> Short problem: Find the word "arguments" in the records below. List each line containing it.

☆ ☆ ☆ ☆

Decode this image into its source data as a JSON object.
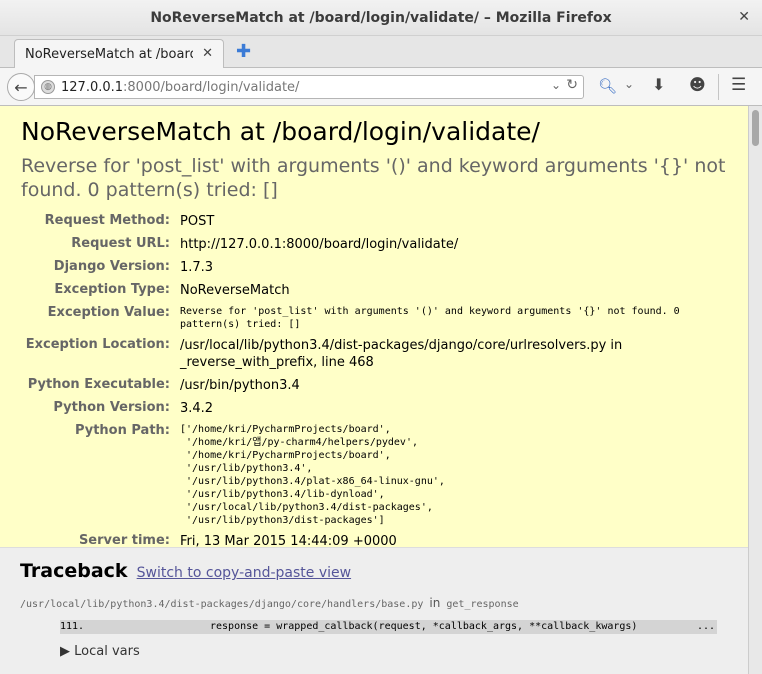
{
  "window": {
    "title": "NoReverseMatch at /board/login/validate/ – Mozilla Firefox"
  },
  "tab": {
    "label": "NoReverseMatch at /board/login/validate/"
  },
  "navbar": {
    "url_host": "127.0.0.1",
    "url_rest": ":8000/board/login/validate/"
  },
  "summary": {
    "title": "NoReverseMatch at /board/login/validate/",
    "message": "Reverse for 'post_list' with arguments '()' and keyword arguments '{}' not found. 0 pattern(s) tried: []",
    "rows": [
      {
        "label": "Request Method:",
        "value": "POST"
      },
      {
        "label": "Request URL:",
        "value": "http://127.0.0.1:8000/board/login/validate/"
      },
      {
        "label": "Django Version:",
        "value": "1.7.3"
      },
      {
        "label": "Exception Type:",
        "value": "NoReverseMatch"
      },
      {
        "label": "Exception Value:",
        "value": "Reverse for 'post_list' with arguments '()' and keyword arguments '{}' not found. 0\npattern(s) tried: []"
      },
      {
        "label": "Exception Location:",
        "value": "/usr/local/lib/python3.4/dist-packages/django/core/urlresolvers.py in _reverse_with_prefix, line 468"
      },
      {
        "label": "Python Executable:",
        "value": "/usr/bin/python3.4"
      },
      {
        "label": "Python Version:",
        "value": "3.4.2"
      },
      {
        "label": "Python Path:",
        "value": "['/home/kri/PycharmProjects/board',\n '/home/kri/앱/py-charm4/helpers/pydev',\n '/home/kri/PycharmProjects/board',\n '/usr/lib/python3.4',\n '/usr/lib/python3.4/plat-x86_64-linux-gnu',\n '/usr/lib/python3.4/lib-dynload',\n '/usr/local/lib/python3.4/dist-packages',\n '/usr/lib/python3/dist-packages']"
      },
      {
        "label": "Server time:",
        "value": "Fri, 13 Mar 2015 14:44:09 +0000"
      }
    ]
  },
  "traceback": {
    "heading": "Traceback",
    "copy_link": "Switch to copy-and-paste view",
    "frame_path": "/usr/local/lib/python3.4/dist-packages/django/core/handlers/base.py",
    "frame_in": "in",
    "frame_func": "get_response",
    "line_no": "111.",
    "code": "response = wrapped_callback(request, *callback_args, **callback_kwargs)",
    "ellipsis": "...",
    "local_vars": "▶ Local vars"
  }
}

☆ ☆ ☆ ☆

> Response for this exercise:
    "message": "Reverse for 'post_list' with arguments '()' and keyword arguments '{}' not found. 0 pattern(s) tried: []",
        "value": "Reverse for 'post_list' with arguments '()' and keyword arguments '{}' not found. 0\npattern(s) tried: []"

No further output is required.